* START *

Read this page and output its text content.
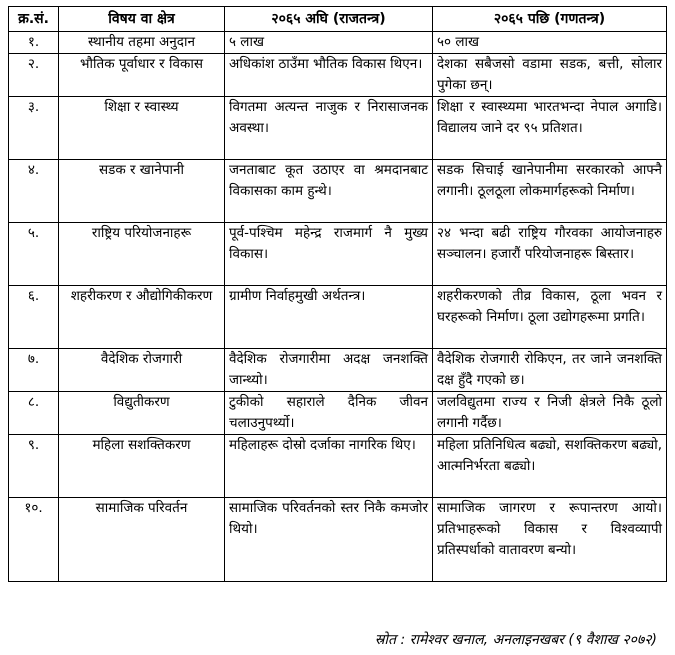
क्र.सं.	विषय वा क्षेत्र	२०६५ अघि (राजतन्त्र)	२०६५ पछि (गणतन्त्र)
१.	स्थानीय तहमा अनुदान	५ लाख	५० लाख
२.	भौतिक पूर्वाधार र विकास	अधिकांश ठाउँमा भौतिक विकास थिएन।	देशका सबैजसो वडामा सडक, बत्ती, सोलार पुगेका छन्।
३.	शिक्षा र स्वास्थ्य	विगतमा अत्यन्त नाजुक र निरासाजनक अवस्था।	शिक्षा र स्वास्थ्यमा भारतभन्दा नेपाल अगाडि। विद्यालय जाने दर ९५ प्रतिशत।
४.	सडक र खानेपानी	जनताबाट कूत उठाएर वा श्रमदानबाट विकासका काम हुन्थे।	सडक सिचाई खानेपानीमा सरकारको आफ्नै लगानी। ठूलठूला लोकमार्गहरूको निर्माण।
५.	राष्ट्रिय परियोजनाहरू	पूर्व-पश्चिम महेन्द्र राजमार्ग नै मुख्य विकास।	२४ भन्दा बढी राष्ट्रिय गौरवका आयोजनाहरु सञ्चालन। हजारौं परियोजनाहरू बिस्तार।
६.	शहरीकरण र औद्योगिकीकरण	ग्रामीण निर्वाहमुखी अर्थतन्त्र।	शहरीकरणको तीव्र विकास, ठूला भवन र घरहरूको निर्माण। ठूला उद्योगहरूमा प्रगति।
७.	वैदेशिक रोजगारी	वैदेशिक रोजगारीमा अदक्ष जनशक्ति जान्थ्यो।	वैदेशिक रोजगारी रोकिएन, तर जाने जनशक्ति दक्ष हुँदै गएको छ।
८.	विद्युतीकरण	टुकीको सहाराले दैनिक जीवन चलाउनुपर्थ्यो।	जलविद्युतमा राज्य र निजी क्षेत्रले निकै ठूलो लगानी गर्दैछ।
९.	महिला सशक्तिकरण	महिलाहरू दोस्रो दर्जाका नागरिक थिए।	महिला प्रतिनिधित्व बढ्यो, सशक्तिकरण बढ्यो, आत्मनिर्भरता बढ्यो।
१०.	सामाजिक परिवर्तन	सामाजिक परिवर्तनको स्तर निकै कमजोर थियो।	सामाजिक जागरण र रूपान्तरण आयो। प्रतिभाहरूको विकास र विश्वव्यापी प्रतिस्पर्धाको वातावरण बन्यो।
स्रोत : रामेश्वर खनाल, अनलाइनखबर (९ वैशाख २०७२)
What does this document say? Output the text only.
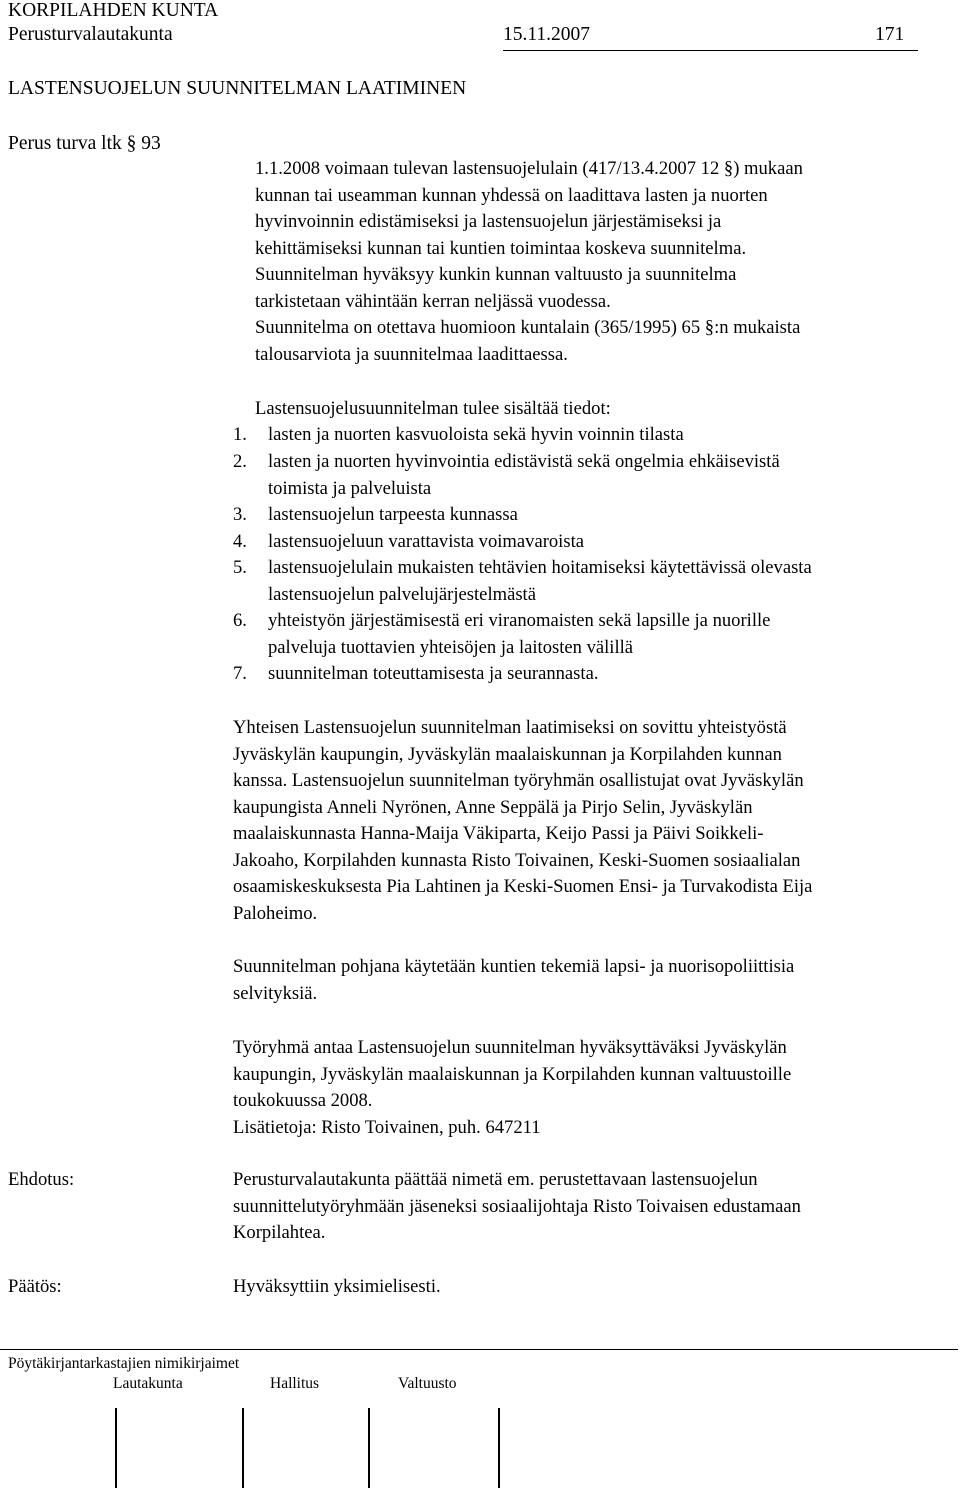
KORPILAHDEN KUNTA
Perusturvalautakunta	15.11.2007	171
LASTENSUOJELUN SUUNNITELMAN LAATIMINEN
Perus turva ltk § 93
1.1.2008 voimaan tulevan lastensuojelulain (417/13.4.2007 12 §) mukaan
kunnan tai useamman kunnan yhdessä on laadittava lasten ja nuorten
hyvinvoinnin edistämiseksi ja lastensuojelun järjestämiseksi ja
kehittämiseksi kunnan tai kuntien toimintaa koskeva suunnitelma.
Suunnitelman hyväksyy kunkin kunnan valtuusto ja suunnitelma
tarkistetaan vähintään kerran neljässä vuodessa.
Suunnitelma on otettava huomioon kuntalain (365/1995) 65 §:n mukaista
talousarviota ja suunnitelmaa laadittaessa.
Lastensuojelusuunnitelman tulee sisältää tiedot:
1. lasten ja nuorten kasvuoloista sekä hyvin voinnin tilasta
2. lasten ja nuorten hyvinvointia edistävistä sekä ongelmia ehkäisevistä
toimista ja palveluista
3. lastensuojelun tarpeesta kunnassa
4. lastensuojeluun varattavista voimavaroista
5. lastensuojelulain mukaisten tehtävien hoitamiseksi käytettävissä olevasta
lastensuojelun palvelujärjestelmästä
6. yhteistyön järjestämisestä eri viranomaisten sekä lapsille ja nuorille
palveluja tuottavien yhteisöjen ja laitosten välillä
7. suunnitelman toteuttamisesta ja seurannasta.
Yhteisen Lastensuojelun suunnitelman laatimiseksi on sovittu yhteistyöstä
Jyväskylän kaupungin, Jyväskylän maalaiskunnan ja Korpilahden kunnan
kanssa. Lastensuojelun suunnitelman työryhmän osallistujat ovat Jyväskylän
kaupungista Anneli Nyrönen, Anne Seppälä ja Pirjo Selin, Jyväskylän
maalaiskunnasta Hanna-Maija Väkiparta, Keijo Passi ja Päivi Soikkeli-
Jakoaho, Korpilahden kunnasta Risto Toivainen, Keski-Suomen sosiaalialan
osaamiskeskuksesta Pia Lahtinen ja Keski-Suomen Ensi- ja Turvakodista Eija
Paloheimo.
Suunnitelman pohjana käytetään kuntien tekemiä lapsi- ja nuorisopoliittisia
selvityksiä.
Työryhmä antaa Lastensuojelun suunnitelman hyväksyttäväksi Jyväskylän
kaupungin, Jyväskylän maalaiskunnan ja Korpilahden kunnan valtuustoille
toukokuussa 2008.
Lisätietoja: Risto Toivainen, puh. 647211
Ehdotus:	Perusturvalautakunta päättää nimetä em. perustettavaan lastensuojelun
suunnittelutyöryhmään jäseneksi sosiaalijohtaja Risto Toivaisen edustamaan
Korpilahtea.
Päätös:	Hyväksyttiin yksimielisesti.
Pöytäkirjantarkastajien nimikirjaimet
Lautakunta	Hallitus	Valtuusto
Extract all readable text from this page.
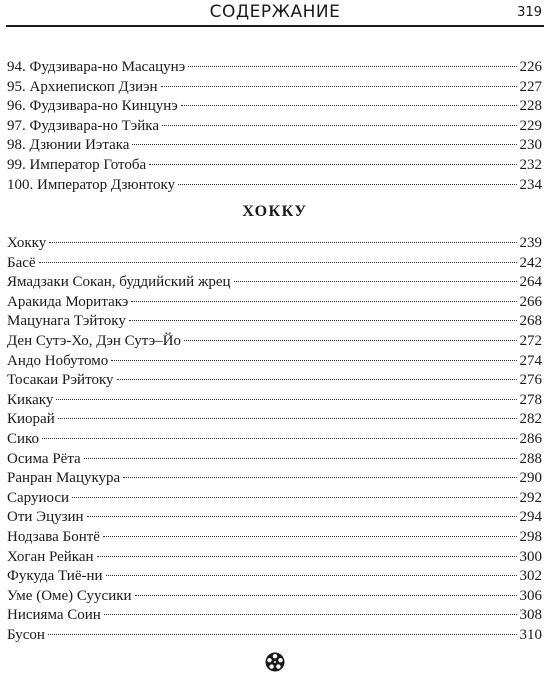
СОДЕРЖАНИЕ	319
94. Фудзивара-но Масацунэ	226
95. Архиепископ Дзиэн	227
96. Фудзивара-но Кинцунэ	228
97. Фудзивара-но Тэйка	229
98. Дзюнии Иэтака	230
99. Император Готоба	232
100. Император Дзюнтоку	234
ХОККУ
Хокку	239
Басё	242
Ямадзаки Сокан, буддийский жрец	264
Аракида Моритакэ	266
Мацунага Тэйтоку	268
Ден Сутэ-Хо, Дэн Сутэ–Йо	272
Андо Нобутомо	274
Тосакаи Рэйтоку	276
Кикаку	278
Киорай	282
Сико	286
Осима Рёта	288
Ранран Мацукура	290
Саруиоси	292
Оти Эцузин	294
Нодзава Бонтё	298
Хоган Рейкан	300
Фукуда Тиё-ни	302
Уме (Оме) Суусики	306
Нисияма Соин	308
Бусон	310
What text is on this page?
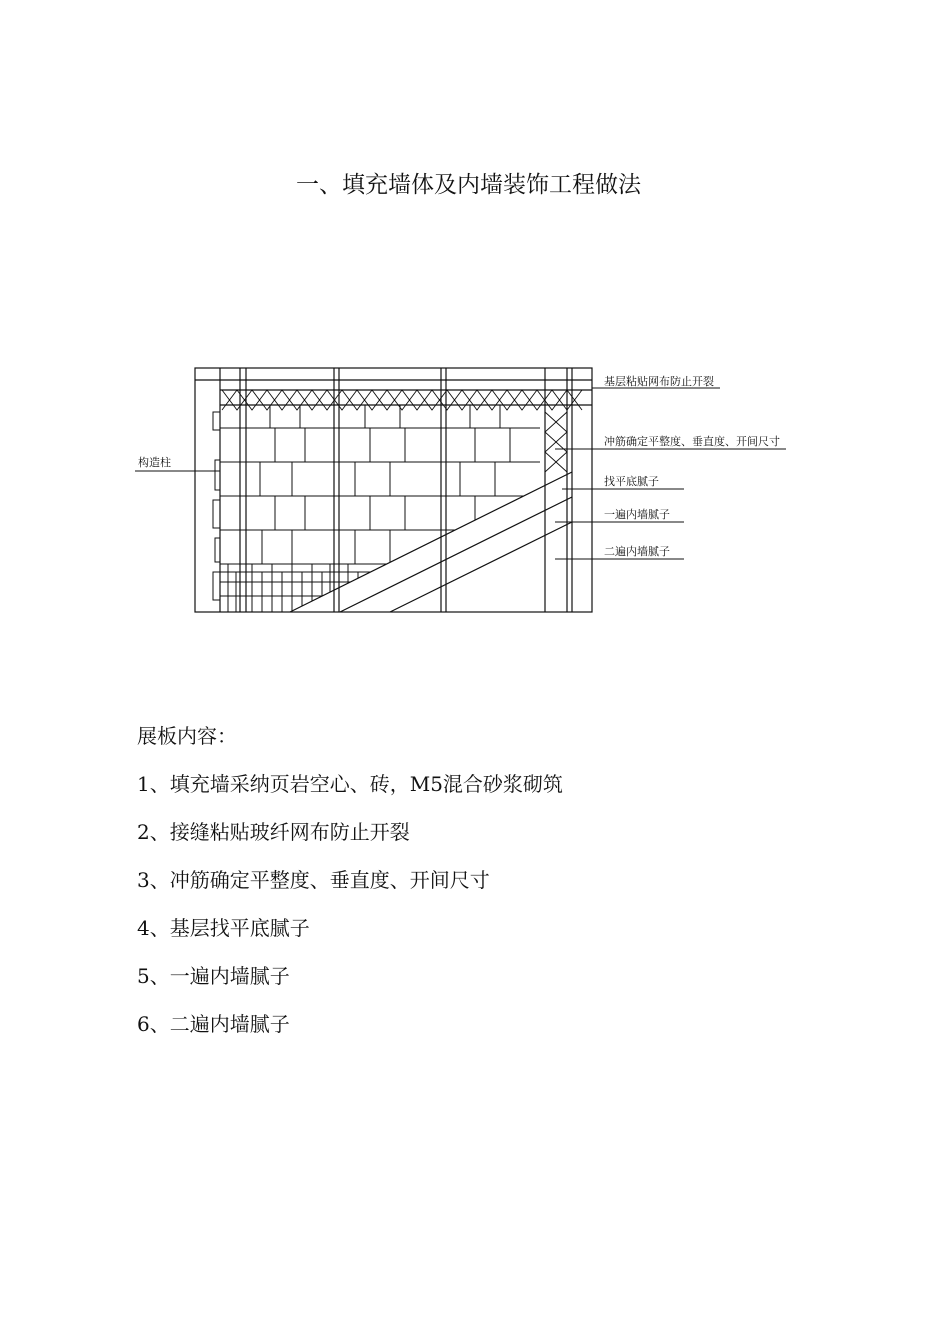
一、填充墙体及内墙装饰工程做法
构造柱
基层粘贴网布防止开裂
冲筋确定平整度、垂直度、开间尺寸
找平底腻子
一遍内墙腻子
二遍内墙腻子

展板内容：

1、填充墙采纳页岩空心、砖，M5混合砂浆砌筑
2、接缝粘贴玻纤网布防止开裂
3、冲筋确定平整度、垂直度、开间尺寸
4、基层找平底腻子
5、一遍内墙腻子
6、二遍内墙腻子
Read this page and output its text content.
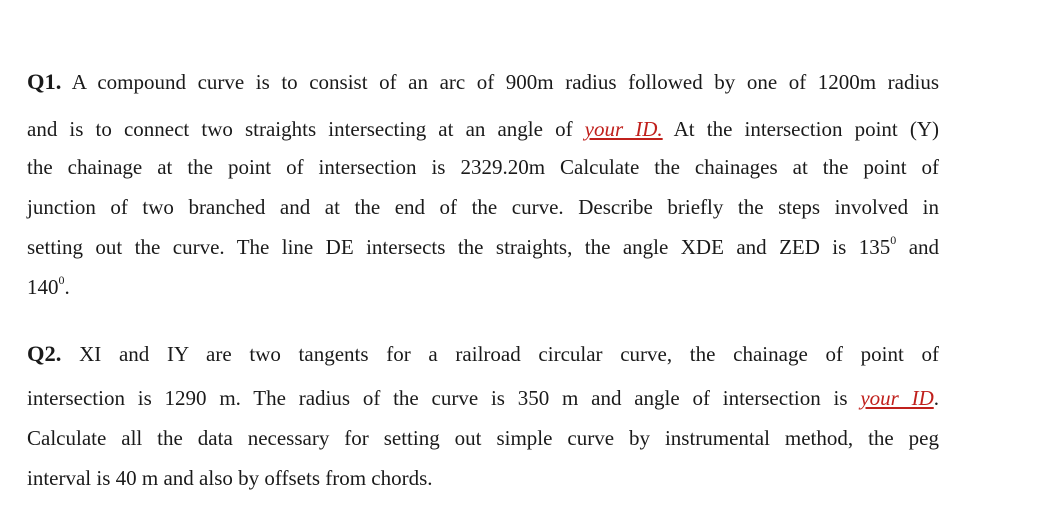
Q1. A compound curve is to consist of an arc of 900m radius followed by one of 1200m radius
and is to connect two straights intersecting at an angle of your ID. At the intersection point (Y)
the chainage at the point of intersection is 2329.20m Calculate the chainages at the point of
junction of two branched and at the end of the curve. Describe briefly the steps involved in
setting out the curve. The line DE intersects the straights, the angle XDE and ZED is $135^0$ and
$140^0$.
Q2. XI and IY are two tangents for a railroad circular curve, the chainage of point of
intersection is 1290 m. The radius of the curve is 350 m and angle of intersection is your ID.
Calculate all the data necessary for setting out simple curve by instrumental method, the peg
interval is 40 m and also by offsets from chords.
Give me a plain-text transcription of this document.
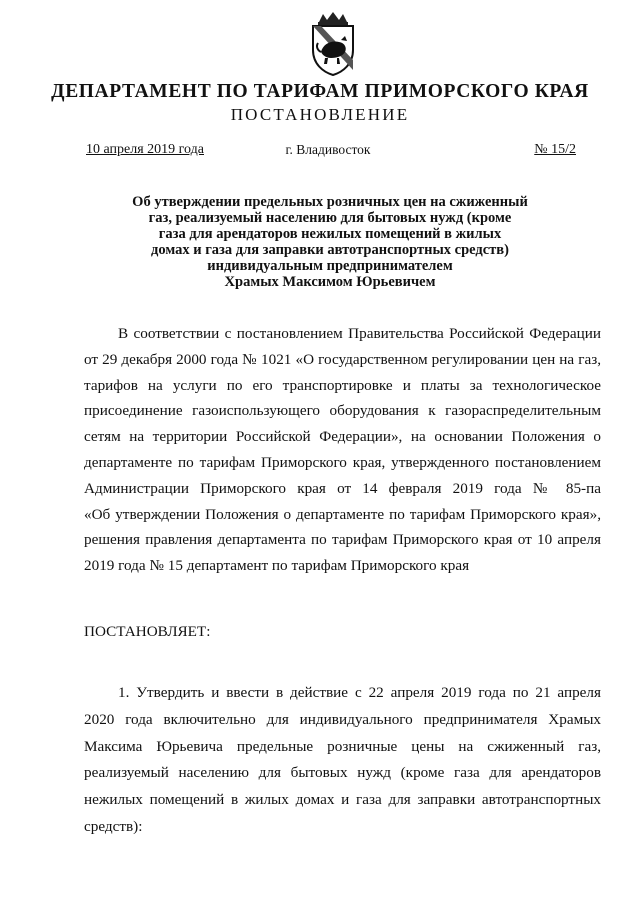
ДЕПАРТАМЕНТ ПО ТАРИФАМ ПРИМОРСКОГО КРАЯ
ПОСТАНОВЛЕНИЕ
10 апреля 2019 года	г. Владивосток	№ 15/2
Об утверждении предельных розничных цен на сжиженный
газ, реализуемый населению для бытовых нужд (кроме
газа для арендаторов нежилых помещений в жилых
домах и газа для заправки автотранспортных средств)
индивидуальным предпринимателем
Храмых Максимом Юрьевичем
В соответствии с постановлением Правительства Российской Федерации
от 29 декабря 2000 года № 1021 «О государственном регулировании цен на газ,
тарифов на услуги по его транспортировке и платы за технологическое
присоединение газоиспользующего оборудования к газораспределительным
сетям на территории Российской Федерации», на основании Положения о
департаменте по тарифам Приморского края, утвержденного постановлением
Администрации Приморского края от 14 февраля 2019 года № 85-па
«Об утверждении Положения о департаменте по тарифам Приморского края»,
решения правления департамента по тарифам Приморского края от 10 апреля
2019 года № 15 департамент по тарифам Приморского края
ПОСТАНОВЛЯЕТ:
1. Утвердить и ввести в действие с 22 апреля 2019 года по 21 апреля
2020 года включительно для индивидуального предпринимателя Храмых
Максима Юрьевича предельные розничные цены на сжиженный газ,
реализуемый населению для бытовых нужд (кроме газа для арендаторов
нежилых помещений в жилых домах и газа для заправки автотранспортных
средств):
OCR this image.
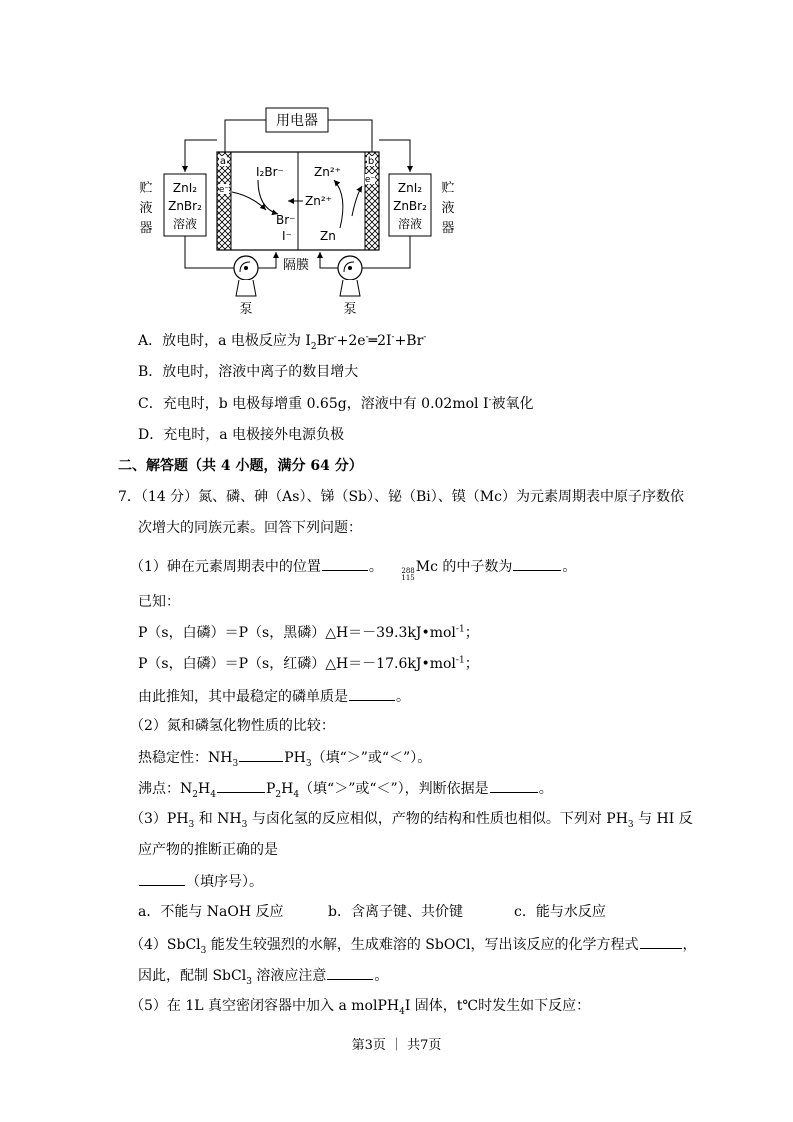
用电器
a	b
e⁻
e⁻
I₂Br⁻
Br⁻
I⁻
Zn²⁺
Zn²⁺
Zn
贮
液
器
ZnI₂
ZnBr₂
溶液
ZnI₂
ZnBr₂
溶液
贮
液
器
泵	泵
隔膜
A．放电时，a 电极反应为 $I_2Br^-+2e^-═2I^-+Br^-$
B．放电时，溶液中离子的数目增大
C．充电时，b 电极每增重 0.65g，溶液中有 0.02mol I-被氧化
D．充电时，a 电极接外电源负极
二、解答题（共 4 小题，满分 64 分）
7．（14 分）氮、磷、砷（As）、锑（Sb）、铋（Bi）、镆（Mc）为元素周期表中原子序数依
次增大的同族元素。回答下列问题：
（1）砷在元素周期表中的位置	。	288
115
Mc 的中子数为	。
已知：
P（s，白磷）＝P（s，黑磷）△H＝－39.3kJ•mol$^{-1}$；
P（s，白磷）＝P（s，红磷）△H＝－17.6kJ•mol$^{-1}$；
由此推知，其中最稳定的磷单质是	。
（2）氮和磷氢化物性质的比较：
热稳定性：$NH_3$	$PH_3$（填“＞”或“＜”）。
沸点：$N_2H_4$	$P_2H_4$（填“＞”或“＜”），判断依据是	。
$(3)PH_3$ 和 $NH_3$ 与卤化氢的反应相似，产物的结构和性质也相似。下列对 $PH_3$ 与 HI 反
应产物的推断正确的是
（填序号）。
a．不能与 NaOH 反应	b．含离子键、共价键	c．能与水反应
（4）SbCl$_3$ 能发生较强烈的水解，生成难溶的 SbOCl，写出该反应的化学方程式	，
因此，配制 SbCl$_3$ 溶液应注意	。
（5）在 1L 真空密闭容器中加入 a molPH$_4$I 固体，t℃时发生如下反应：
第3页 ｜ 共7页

* END *

(PROMPT) Omit the pictures, then extract verbatim only those lines that fall between the line containing "OCR this image." and the final line of the records above, both included.

(RESPONSE TO THIS EXERCISE)
OCR this image.
用电器
a	b
e⁻
e⁻
I₂Br⁻
Br⁻
I⁻
Zn²⁺
Zn²⁺
Zn
贮
液
器
ZnI₂
ZnBr₂
溶液
ZnI₂
ZnBr₂
溶液
贮
液
器
泵	泵
隔膜
A．放电时，a 电极反应为 $I_2Br^-+2e^-═2I^-+Br^-$
B．放电时，溶液中离子的数目增大
C．充电时，b 电极每增重 0.65g，溶液中有 0.02mol I-被氧化
D．充电时，a 电极接外电源负极
二、解答题（共 4 小题，满分 64 分）
7．（14 分）氮、磷、砷（As）、锑（Sb）、铋（Bi）、镆（Mc）为元素周期表中原子序数依
次增大的同族元素。回答下列问题：
（1）砷在元素周期表中的位置	。	288
115
Mc 的中子数为	。
已知：
P（s，白磷）＝P（s，黑磷）△H＝－39.3kJ•mol$^{-1}$；
P（s，白磷）＝P（s，红磷）△H＝－17.6kJ•mol$^{-1}$；
由此推知，其中最稳定的磷单质是	。
（2）氮和磷氢化物性质的比较：
热稳定性：$NH_3$	$PH_3$（填“＞”或“＜”）。
沸点：$N_2H_4$	$P_2H_4$（填“＞”或“＜”），判断依据是	。
$(3)PH_3$ 和 $NH_3$ 与卤化氢的反应相似，产物的结构和性质也相似。下列对 $PH_3$ 与 HI 反
应产物的推断正确的是
（填序号）。
a．不能与 NaOH 反应	b．含离子键、共价键	c．能与水反应
（4）SbCl$_3$ 能发生较强烈的水解，生成难溶的 SbOCl，写出该反应的化学方程式	，
因此，配制 SbCl$_3$ 溶液应注意	。
（5）在 1L 真空密闭容器中加入 a molPH$_4$I 固体，t℃时发生如下反应：
第3页 ｜ 共7页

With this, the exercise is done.